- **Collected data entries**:
• • • • •

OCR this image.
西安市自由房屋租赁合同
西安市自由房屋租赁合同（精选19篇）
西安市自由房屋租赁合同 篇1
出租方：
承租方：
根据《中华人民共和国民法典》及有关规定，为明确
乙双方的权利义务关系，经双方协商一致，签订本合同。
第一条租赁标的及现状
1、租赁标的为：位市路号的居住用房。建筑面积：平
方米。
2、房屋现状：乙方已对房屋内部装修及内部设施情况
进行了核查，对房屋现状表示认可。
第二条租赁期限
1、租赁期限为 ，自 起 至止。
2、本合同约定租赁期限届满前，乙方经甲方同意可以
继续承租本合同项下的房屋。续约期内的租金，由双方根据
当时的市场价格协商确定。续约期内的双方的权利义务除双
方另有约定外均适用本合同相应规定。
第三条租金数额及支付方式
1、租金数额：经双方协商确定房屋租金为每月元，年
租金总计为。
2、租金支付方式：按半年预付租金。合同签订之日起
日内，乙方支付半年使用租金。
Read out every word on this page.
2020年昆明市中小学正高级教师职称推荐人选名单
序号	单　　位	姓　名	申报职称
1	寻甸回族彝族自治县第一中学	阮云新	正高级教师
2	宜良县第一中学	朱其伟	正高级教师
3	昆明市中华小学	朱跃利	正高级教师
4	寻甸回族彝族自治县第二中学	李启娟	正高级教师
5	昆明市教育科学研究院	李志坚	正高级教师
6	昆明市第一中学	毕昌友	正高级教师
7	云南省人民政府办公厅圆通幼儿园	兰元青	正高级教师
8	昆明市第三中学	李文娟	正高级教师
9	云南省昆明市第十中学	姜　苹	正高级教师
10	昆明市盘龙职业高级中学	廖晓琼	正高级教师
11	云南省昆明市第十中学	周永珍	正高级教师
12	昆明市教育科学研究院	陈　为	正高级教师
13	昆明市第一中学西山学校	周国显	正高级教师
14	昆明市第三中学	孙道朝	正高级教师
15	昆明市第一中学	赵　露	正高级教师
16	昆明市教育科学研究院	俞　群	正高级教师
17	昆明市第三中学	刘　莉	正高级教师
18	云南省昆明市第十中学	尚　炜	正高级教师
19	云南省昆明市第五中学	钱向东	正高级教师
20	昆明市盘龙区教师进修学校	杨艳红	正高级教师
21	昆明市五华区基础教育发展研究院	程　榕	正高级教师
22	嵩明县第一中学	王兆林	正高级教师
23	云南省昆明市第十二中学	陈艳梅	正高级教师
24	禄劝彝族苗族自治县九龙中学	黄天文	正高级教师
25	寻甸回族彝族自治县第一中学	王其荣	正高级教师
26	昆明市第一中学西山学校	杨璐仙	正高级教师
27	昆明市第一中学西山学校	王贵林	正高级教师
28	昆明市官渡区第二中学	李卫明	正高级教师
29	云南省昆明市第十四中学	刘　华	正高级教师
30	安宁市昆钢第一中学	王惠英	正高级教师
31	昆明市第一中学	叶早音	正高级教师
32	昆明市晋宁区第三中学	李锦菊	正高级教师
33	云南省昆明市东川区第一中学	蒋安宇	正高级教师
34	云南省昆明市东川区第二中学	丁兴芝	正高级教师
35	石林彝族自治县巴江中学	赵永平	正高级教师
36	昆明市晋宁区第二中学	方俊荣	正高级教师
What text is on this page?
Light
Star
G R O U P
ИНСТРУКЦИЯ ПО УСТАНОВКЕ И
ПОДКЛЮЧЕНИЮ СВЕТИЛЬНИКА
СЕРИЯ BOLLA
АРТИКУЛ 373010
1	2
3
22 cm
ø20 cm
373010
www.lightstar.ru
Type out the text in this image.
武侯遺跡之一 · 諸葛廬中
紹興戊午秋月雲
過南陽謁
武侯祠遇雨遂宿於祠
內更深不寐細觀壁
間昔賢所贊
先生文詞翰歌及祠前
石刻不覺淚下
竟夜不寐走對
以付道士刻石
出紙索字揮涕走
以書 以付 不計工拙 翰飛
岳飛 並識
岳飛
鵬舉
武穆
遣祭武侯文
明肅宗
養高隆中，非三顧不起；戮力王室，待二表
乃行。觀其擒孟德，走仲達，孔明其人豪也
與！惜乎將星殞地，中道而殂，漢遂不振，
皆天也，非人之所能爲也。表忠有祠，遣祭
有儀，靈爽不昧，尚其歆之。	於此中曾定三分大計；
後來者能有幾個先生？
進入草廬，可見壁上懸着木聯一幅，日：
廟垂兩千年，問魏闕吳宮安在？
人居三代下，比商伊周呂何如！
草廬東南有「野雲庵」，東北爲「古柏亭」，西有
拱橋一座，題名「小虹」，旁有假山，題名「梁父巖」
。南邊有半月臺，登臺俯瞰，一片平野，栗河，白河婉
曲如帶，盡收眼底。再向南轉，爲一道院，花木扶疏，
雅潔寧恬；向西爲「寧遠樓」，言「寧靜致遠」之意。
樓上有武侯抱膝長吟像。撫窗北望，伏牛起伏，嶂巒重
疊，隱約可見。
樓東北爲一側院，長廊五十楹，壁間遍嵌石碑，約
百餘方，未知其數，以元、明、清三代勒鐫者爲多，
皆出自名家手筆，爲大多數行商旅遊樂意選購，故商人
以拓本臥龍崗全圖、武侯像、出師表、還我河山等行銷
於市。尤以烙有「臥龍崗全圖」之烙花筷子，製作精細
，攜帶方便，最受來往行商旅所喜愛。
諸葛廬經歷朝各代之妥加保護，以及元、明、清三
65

• • • • •

- **OBJECTIVE**:
Extract the closing run of lines, starting with the one containing "Type out the text in this image." and ending at the last, exactly as written.

- **EXERCISE RESPONSE**:
Type out the text in this image.
武侯遺跡之一 · 諸葛廬中
紹興戊午秋月雲
過南陽謁
武侯祠遇雨遂宿於祠
內更深不寐細觀壁
間昔賢所贊
先生文詞翰歌及祠前
石刻不覺淚下
竟夜不寐走對
以付道士刻石
出紙索字揮涕走
以書 以付 不計工拙 翰飛
岳飛 並識
岳飛
鵬舉
武穆
遣祭武侯文
明肅宗
養高隆中，非三顧不起；戮力王室，待二表
乃行。觀其擒孟德，走仲達，孔明其人豪也
與！惜乎將星殞地，中道而殂，漢遂不振，
皆天也，非人之所能爲也。表忠有祠，遣祭
有儀，靈爽不昧，尚其歆之。	於此中曾定三分大計；
後來者能有幾個先生？
進入草廬，可見壁上懸着木聯一幅，日：
廟垂兩千年，問魏闕吳宮安在？
人居三代下，比商伊周呂何如！
草廬東南有「野雲庵」，東北爲「古柏亭」，西有
拱橋一座，題名「小虹」，旁有假山，題名「梁父巖」
。南邊有半月臺，登臺俯瞰，一片平野，栗河，白河婉
曲如帶，盡收眼底。再向南轉，爲一道院，花木扶疏，
雅潔寧恬；向西爲「寧遠樓」，言「寧靜致遠」之意。
樓上有武侯抱膝長吟像。撫窗北望，伏牛起伏，嶂巒重
疊，隱約可見。
樓東北爲一側院，長廊五十楹，壁間遍嵌石碑，約
百餘方，未知其數，以元、明、清三代勒鐫者爲多，
皆出自名家手筆，爲大多數行商旅遊樂意選購，故商人
以拓本臥龍崗全圖、武侯像、出師表、還我河山等行銷
於市。尤以烙有「臥龍崗全圖」之烙花筷子，製作精細
，攜帶方便，最受來往行商旅所喜愛。
諸葛廬經歷朝各代之妥加保護，以及元、明、清三
65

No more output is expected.